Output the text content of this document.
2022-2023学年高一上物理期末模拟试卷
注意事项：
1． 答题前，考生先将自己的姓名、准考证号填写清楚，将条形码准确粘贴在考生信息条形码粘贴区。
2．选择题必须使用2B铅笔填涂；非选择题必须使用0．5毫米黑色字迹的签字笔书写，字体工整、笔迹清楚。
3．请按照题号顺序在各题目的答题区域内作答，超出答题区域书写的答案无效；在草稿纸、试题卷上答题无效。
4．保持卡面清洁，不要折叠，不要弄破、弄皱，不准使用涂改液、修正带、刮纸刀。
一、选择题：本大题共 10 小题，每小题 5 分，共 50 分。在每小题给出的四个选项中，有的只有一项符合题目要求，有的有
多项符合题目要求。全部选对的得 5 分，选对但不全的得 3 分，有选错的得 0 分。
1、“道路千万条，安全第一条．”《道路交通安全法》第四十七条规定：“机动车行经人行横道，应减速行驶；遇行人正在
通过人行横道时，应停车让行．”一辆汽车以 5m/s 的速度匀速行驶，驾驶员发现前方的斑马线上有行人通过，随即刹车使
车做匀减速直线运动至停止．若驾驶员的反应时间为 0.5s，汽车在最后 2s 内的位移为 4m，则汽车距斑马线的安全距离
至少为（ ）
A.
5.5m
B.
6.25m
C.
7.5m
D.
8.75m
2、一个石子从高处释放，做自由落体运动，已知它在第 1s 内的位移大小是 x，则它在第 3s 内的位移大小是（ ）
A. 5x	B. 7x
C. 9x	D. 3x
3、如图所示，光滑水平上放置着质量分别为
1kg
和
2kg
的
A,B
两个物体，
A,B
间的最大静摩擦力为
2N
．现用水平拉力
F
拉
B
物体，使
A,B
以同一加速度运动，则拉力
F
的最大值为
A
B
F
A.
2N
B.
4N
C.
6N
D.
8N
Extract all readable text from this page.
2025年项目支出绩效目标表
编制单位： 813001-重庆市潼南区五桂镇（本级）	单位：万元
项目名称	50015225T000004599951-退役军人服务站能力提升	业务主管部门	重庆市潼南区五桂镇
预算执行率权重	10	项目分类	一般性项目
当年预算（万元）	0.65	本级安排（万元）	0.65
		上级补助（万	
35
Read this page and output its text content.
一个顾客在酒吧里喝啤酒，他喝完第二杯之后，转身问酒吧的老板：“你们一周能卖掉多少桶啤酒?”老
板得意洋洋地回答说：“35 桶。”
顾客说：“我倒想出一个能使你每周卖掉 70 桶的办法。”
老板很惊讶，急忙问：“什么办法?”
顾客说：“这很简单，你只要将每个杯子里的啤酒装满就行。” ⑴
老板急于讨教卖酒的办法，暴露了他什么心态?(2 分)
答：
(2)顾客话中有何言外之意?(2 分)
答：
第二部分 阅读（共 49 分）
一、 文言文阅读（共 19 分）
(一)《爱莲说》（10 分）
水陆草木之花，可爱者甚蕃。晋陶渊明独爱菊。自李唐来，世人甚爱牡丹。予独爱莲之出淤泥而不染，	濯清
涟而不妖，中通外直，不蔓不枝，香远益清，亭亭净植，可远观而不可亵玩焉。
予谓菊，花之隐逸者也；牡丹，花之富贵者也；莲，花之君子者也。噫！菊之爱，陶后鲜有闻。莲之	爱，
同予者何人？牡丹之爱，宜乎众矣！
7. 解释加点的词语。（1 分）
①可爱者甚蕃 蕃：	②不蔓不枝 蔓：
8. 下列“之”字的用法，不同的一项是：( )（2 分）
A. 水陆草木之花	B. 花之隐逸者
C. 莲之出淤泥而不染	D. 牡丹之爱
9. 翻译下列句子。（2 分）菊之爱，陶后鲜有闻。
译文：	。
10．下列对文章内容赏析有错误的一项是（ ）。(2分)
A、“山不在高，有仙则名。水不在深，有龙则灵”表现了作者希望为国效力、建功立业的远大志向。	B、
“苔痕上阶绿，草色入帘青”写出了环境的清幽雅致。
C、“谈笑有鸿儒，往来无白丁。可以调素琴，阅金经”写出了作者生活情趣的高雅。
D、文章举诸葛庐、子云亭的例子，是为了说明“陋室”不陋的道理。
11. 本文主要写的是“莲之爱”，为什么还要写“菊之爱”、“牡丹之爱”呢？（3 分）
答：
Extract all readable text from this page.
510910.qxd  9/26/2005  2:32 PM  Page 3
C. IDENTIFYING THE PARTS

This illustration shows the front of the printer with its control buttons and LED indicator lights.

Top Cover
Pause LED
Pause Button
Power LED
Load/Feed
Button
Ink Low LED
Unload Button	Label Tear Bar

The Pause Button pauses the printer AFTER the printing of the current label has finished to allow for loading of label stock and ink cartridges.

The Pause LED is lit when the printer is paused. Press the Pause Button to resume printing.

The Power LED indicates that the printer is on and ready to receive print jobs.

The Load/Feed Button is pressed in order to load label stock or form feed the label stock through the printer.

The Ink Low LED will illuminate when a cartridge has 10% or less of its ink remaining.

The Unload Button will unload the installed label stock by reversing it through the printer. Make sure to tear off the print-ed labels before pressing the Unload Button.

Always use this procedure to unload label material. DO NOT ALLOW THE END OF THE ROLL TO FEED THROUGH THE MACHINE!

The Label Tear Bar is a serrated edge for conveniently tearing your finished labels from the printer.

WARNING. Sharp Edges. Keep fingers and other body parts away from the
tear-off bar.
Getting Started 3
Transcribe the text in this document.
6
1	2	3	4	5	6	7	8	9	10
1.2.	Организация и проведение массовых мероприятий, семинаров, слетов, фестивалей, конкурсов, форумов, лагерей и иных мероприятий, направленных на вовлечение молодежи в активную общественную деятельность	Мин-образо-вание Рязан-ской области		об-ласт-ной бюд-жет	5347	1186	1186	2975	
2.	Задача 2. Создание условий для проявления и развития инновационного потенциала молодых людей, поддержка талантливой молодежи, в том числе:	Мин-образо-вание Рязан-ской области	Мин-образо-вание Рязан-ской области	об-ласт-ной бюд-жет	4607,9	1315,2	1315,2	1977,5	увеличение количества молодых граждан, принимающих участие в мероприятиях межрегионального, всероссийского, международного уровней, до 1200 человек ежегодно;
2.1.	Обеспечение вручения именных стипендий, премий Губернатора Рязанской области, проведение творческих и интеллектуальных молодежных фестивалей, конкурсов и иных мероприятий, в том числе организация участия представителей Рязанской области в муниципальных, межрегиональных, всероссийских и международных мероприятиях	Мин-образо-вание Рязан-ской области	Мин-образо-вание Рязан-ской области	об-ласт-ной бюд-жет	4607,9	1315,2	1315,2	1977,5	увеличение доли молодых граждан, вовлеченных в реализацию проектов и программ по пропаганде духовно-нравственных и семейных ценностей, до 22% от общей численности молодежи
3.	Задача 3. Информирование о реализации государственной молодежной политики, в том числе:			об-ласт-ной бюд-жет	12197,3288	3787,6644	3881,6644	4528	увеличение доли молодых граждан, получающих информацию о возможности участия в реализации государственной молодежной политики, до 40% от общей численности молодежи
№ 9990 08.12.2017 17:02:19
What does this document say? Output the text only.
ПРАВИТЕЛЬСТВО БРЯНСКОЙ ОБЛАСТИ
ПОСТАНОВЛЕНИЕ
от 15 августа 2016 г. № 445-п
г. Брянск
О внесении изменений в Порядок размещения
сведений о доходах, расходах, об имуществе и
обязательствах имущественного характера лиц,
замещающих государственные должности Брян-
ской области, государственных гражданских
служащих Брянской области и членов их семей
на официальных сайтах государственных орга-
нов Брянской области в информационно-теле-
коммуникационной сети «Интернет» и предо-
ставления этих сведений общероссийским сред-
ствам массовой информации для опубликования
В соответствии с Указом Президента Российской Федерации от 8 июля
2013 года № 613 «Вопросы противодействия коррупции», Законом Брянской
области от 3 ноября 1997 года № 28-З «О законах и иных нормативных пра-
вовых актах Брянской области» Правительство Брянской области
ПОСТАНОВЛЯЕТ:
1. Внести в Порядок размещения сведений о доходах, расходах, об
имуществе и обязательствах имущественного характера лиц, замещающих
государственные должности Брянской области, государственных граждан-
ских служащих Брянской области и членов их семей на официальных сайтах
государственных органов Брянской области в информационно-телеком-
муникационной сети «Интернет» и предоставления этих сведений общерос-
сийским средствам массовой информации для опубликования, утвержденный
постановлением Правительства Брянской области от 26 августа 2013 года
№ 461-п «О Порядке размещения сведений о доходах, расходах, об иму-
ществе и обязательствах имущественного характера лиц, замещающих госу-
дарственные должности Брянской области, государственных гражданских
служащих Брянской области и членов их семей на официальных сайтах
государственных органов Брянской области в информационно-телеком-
────────
### [Problem to work on]
Select all lines in the listing that include the word "опубликования".

### [Output of the exercise]
ствам массовой информации для опубликования
сийским средствам массовой информации для опубликования, утвержденный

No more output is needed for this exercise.